Exercise directions:
In the data that follows, count every line holding the string "Fødde" and give the count alone.

# # # # #

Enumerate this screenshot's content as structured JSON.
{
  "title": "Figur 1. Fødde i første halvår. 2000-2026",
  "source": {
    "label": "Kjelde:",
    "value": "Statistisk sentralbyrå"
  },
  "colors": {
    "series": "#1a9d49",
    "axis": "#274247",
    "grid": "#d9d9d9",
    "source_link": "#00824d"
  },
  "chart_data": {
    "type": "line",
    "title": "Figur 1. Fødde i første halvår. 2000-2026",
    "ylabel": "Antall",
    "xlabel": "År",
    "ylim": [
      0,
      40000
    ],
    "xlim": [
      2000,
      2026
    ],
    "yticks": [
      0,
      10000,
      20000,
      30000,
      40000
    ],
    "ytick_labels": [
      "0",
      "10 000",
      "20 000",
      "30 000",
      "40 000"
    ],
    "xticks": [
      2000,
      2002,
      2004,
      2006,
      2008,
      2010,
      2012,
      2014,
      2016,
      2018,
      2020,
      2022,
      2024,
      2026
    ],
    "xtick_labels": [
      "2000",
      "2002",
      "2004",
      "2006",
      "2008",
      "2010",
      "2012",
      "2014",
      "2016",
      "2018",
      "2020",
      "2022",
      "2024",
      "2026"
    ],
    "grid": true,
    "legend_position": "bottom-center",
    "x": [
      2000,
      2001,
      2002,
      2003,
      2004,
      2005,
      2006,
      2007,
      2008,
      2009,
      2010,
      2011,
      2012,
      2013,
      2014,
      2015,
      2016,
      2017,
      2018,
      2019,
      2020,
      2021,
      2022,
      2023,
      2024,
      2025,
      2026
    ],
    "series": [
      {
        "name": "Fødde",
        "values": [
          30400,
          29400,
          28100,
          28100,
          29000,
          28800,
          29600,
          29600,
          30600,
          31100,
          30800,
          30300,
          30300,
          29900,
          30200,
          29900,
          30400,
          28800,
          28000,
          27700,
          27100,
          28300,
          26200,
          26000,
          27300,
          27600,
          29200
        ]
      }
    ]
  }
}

# # # # #

The solution:
3